_AIM OF THE TASK_
Arrange every line of the listing below as a numbered list, leaving out any blank lines.
------
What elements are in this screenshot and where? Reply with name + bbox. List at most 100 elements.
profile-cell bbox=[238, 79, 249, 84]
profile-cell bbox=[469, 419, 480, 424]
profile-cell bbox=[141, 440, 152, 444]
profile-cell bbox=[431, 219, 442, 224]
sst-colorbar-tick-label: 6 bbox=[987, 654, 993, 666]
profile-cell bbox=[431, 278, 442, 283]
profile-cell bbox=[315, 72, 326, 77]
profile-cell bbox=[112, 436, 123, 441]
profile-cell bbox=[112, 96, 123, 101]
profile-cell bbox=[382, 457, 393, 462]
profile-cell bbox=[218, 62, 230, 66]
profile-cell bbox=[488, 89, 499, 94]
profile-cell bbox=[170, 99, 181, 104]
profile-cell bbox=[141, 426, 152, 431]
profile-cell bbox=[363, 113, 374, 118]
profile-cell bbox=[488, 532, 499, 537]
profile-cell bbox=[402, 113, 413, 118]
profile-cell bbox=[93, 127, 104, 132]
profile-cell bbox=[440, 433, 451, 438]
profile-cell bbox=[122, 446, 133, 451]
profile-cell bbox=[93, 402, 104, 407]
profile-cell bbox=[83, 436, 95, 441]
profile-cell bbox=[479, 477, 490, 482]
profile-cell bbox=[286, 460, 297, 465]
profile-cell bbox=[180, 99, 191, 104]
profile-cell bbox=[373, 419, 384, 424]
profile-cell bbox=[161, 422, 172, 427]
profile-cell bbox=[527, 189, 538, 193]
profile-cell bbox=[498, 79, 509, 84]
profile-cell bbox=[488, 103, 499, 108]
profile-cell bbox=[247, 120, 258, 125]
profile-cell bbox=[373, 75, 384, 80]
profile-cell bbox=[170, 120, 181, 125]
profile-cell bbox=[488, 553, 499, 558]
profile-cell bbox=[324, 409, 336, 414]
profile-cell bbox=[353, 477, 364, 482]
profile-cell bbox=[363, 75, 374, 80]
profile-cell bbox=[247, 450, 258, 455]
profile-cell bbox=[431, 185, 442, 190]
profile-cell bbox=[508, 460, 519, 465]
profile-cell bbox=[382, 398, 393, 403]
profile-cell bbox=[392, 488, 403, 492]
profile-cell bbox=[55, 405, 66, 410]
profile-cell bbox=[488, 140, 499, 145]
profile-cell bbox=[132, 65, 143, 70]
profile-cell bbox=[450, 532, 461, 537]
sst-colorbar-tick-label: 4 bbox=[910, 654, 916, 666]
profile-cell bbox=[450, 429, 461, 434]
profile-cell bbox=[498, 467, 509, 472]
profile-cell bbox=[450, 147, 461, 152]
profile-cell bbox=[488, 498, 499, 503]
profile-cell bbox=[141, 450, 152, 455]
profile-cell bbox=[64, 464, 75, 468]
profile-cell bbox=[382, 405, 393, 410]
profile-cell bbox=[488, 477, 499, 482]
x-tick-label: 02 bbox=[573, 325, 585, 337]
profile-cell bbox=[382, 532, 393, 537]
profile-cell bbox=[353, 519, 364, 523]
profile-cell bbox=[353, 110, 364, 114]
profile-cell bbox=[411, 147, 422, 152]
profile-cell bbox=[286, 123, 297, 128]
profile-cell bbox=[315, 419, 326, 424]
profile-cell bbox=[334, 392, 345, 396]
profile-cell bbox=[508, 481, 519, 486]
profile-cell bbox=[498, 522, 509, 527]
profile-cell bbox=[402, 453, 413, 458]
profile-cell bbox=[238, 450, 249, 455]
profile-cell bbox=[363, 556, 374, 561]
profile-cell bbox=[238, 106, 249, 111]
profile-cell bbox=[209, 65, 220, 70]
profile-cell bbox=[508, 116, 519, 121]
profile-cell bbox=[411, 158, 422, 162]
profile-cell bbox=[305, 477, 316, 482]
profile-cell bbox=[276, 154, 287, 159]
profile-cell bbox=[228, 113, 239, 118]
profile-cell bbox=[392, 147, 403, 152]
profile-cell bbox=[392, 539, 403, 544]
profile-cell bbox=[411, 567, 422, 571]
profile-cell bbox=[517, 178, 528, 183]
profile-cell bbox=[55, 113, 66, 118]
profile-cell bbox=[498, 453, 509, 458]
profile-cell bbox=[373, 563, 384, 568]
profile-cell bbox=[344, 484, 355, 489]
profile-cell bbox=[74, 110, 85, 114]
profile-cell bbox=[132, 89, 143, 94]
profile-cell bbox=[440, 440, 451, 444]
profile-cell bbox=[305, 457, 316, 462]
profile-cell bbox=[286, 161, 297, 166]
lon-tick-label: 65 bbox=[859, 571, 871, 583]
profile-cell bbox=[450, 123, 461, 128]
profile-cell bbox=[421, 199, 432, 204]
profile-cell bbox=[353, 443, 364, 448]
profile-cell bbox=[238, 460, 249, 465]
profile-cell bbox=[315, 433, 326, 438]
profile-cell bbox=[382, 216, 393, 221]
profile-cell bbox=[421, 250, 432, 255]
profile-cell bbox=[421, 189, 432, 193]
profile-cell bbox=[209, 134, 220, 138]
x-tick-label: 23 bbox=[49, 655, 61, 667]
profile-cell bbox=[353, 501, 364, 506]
------
_WRITTEN SOLUTION_
1. What elements are in this screenshot and where? Reply with name + bbox. List at most 100 elements.
2. profile-cell bbox=[238, 79, 249, 84]
3. profile-cell bbox=[469, 419, 480, 424]
4. profile-cell bbox=[141, 440, 152, 444]
5. profile-cell bbox=[431, 219, 442, 224]
6. sst-colorbar-tick-label: 6 bbox=[987, 654, 993, 666]
7. profile-cell bbox=[431, 278, 442, 283]
8. profile-cell bbox=[315, 72, 326, 77]
9. profile-cell bbox=[112, 436, 123, 441]
10. profile-cell bbox=[112, 96, 123, 101]
11. profile-cell bbox=[382, 457, 393, 462]
12. profile-cell bbox=[218, 62, 230, 66]
13. profile-cell bbox=[488, 89, 499, 94]
14. profile-cell bbox=[170, 99, 181, 104]
15. profile-cell bbox=[141, 426, 152, 431]
16. profile-cell bbox=[363, 113, 374, 118]
17. profile-cell bbox=[488, 532, 499, 537]
18. profile-cell bbox=[402, 113, 413, 118]
19. profile-cell bbox=[93, 127, 104, 132]
20. profile-cell bbox=[440, 433, 451, 438]
21. profile-cell bbox=[122, 446, 133, 451]
22. profile-cell bbox=[93, 402, 104, 407]
23. profile-cell bbox=[83, 436, 95, 441]
24. profile-cell bbox=[479, 477, 490, 482]
25. profile-cell bbox=[286, 460, 297, 465]
26. profile-cell bbox=[180, 99, 191, 104]
27. profile-cell bbox=[373, 419, 384, 424]
28. profile-cell bbox=[161, 422, 172, 427]
29. profile-cell bbox=[527, 189, 538, 193]
30. profile-cell bbox=[498, 79, 509, 84]
31. profile-cell bbox=[488, 103, 499, 108]
32. profile-cell bbox=[247, 120, 258, 125]
33. profile-cell bbox=[373, 75, 384, 80]
34. profile-cell bbox=[170, 120, 181, 125]
35. profile-cell bbox=[488, 553, 499, 558]
36. profile-cell bbox=[324, 409, 336, 414]
37. profile-cell bbox=[353, 477, 364, 482]
38. profile-cell bbox=[363, 75, 374, 80]
39. profile-cell bbox=[247, 450, 258, 455]
40. profile-cell bbox=[431, 185, 442, 190]
41. profile-cell bbox=[508, 460, 519, 465]
42. profile-cell bbox=[382, 398, 393, 403]
43. profile-cell bbox=[392, 488, 403, 492]
44. profile-cell bbox=[55, 405, 66, 410]
45. profile-cell bbox=[488, 140, 499, 145]
46. profile-cell bbox=[132, 65, 143, 70]
47. profile-cell bbox=[450, 532, 461, 537]
48. sst-colorbar-tick-label: 4 bbox=[910, 654, 916, 666]
49. profile-cell bbox=[450, 429, 461, 434]
50. profile-cell bbox=[498, 467, 509, 472]
51. profile-cell bbox=[450, 147, 461, 152]
52. profile-cell bbox=[488, 498, 499, 503]
53. profile-cell bbox=[141, 450, 152, 455]
54. profile-cell bbox=[64, 464, 75, 468]
55. profile-cell bbox=[382, 405, 393, 410]
56. profile-cell bbox=[488, 477, 499, 482]
57. x-tick-label: 02 bbox=[573, 325, 585, 337]
58. profile-cell bbox=[382, 532, 393, 537]
59. profile-cell bbox=[353, 519, 364, 523]
60. profile-cell bbox=[353, 110, 364, 114]
61. profile-cell bbox=[411, 147, 422, 152]
62. profile-cell bbox=[286, 123, 297, 128]
63. profile-cell bbox=[315, 419, 326, 424]
64. profile-cell bbox=[334, 392, 345, 396]
65. profile-cell bbox=[508, 481, 519, 486]
66. profile-cell bbox=[498, 522, 509, 527]
67. profile-cell bbox=[402, 453, 413, 458]
68. profile-cell bbox=[238, 450, 249, 455]
69. profile-cell bbox=[363, 556, 374, 561]
70. profile-cell bbox=[238, 106, 249, 111]
71. profile-cell bbox=[209, 65, 220, 70]
72. profile-cell bbox=[508, 116, 519, 121]
73. profile-cell bbox=[411, 158, 422, 162]
74. profile-cell bbox=[305, 477, 316, 482]
75. profile-cell bbox=[276, 154, 287, 159]
76. profile-cell bbox=[228, 113, 239, 118]
77. profile-cell bbox=[392, 147, 403, 152]
78. profile-cell bbox=[392, 539, 403, 544]
79. profile-cell bbox=[411, 567, 422, 571]
80. profile-cell bbox=[517, 178, 528, 183]
81. profile-cell bbox=[55, 113, 66, 118]
82. profile-cell bbox=[498, 453, 509, 458]
83. profile-cell bbox=[373, 563, 384, 568]
84. profile-cell bbox=[344, 484, 355, 489]
85. profile-cell bbox=[74, 110, 85, 114]
86. profile-cell bbox=[132, 89, 143, 94]
87. profile-cell bbox=[440, 440, 451, 444]
88. profile-cell bbox=[305, 457, 316, 462]
89. profile-cell bbox=[286, 161, 297, 166]
90. lon-tick-label: 65 bbox=[859, 571, 871, 583]
91. profile-cell bbox=[450, 123, 461, 128]
92. profile-cell bbox=[421, 199, 432, 204]
93. profile-cell bbox=[353, 443, 364, 448]
94. profile-cell bbox=[238, 460, 249, 465]
95. profile-cell bbox=[315, 433, 326, 438]
96. profile-cell bbox=[382, 216, 393, 221]
97. profile-cell bbox=[421, 250, 432, 255]
98. profile-cell bbox=[421, 189, 432, 193]
99. profile-cell bbox=[209, 134, 220, 138]
100. x-tick-label: 23 bbox=[49, 655, 61, 667]
101. profile-cell bbox=[353, 501, 364, 506]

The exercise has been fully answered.